» **EXTRACT**
- Opening Delimiter -

Militant Journalism

Sacramento homeless occupy and fight City Hall

CityHallOccupationIn California’s state capitol, Sacramento, homelessness is a serious problem. Unfortunately for the people who are suffering from a lack of shelter, the city government is adopting more restrictive measures designed to harass and criminalize the homeless population. Despite these measures and police intimidation and arrests, homeless activists and their supporters are still agitating for more humane treatment by the city.

Currently, activists are focused on fighting an “anti-camping” ordinance that prohibits using “camp paraphernalia” on any public property. That includes everything from tents and portable stoves to things as simple as a blanket. Although the ordinance does not ban sleeping in public outright, it cruelly forces the homeless to expose themselves to winter weather without any barrier against the cold.

Since early December, homeless activists have been camping outside of Sacramento City Hall to protest the measure. Although the camp was dispersed by police equipped with riot gear on January 2, activists have returned since, facing arrests and citations as they protest the “anti-camping” policy.

The ordinance is similar to one adopted in 1987, but ruled unconstitutional shortly after. In February 2015, California’s 3rd District Court of Appeal dismissed a lawsuit claiming that the current ordinance was unconstitutional as well. Unlike the previous incarnations of the ordinance, there are currently no exceptions made for public camping when shelters are full – which is much of the time. People who have no choice but to sleep outdoors are then subject to criminalization. Illustrating this is the fact that, according to the organization WRAP (Western Regional Advocacy Project), 97 percent of homeless residents of Sacramento have been harassed by police, with 63 percent reporting arrest.

Although the city and police forces claim that their policies are designed to safeguard public health, it is clear that protecting property values is their primary concern. Even private property – supposedly sacred in capitalist society – is ignored, as when the city prevents private landowners from offering their own space for homeless camping grounds.

Public health would only be truly served by making housing a right, and not a commodity to be traded and speculated on for private profit. The callous
inefficiency of capitalism is shown clearly by the massive number of homes ready for residents – more than enough to house the homeless population – that stand empty because they cannot be profitably sold.

Providing shelter for all is not a utopian pipe dream. Like all other gains made by working and oppressed people, it can be grasped through organizing and agitating everyone who stands to gain from it – that is, everyone aside from landlords and housing speculators.

- Closing Delimiter -

» **TASK A**
Extract the passage of the article on Sacramento homelessness that opens with the words containing "Militant Journalism" and closes with "by the city.".
» **TASK B**
List every object that the article on Sacramento homelessness names as an example of the "camp paraphernalia" banned by the anti-camping ordinance.
The items that come after the article are separate material and are not part of it.

[Stored data entries]

- Opening Delimiter -

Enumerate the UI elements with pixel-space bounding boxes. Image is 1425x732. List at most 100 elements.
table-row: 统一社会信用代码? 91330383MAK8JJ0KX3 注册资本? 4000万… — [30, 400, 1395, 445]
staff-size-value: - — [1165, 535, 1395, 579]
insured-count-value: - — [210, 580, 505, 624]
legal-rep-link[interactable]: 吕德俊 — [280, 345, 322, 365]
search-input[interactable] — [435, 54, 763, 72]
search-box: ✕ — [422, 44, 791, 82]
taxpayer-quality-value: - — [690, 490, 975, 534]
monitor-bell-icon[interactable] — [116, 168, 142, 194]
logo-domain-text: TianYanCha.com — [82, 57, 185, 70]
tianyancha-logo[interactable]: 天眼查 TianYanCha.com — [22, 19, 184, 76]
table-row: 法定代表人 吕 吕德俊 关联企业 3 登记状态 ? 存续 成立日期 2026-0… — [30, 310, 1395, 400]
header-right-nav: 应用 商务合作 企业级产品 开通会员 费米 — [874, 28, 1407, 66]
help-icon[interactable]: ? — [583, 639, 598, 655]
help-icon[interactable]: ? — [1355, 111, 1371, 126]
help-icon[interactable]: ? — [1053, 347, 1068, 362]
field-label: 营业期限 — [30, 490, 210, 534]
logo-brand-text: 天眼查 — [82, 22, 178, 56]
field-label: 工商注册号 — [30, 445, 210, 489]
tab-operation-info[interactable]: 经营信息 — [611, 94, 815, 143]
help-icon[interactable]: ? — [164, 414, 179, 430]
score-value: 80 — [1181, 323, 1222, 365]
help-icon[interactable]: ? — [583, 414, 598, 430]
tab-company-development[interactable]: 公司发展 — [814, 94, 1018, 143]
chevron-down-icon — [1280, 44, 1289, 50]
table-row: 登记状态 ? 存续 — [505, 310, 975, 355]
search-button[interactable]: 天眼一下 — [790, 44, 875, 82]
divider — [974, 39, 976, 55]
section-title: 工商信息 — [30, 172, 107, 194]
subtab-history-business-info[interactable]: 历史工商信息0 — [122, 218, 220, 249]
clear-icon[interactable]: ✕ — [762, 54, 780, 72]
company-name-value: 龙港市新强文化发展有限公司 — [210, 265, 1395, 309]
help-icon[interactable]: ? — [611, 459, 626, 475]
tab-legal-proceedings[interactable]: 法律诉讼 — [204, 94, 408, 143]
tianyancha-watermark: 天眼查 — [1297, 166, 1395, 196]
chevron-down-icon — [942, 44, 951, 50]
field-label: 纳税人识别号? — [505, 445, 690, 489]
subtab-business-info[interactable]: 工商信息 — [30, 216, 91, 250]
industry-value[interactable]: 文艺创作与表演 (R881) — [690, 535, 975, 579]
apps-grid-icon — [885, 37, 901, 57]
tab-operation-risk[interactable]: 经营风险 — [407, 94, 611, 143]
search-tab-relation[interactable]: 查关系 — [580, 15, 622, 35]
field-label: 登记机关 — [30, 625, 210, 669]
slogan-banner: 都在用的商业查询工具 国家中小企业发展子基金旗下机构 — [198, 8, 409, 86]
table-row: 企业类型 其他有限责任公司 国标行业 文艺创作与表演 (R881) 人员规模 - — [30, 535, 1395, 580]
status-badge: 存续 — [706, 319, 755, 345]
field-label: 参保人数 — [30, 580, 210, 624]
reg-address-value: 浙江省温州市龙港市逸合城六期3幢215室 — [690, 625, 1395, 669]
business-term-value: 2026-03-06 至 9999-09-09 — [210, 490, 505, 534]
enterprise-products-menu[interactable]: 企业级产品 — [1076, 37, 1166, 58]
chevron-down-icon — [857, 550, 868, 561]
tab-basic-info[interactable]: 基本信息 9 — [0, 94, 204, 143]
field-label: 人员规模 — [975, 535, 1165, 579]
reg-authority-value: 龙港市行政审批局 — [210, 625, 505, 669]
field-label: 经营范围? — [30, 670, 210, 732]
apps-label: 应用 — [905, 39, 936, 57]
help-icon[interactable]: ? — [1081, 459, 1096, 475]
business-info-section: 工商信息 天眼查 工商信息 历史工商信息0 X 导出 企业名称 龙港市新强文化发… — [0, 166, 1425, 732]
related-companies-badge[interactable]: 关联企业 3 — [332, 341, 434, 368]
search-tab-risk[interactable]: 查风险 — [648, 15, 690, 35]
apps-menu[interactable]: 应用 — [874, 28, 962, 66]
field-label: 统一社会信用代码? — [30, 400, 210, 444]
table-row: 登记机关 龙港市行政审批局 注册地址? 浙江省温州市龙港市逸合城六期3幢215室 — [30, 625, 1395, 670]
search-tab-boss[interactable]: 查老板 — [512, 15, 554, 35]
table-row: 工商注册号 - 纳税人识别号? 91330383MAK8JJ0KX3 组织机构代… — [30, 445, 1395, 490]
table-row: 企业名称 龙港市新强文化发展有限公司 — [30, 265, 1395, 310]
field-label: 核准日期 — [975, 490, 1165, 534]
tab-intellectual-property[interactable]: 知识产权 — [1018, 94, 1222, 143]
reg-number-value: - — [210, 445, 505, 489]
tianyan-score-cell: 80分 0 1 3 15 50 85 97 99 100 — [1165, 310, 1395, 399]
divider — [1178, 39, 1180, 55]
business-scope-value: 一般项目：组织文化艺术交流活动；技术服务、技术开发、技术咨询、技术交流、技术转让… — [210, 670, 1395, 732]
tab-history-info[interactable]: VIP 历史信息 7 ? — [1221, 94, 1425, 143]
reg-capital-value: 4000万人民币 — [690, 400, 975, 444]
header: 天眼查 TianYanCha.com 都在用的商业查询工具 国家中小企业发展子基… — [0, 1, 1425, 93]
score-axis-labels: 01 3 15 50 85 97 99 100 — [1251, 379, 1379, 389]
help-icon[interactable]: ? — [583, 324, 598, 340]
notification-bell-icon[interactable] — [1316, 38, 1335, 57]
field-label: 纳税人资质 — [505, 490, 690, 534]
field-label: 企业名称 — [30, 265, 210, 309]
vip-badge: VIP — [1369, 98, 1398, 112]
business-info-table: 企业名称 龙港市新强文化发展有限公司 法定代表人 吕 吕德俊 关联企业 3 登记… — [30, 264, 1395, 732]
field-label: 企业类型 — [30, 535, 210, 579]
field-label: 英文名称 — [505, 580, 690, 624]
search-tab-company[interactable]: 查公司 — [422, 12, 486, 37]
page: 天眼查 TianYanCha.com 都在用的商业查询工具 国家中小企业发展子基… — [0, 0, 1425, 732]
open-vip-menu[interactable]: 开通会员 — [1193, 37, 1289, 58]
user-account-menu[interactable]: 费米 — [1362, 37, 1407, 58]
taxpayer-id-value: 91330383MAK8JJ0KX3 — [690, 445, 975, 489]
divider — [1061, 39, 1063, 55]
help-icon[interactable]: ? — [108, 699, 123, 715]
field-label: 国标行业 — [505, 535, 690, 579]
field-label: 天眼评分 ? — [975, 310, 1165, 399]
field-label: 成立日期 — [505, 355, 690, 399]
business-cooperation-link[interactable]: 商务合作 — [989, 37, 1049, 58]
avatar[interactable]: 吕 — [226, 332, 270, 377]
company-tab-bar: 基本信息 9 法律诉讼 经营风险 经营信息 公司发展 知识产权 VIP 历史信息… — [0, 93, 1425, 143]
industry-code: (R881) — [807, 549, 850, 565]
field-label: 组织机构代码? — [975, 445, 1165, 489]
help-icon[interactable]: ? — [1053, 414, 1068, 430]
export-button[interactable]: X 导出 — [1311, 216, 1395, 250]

- Closing Delimiter -

» **TASK ANSWER A**
Militant Journalism

Sacramento homeless occupy and fight City Hall

CityHallOccupationIn California’s state capitol, Sacramento, homelessness is a serious problem. Unfortunately for the people who are suffering from a lack of shelter, the city government is adopting more restrictive measures designed to harass and criminalize the homeless population. Despite these measures and police intimidation and arrests, homeless activists and their supporters are still agitating for more humane treatment by the city.

» **TASK ANSWER B**
- Tents
- Portable stoves
- A blanket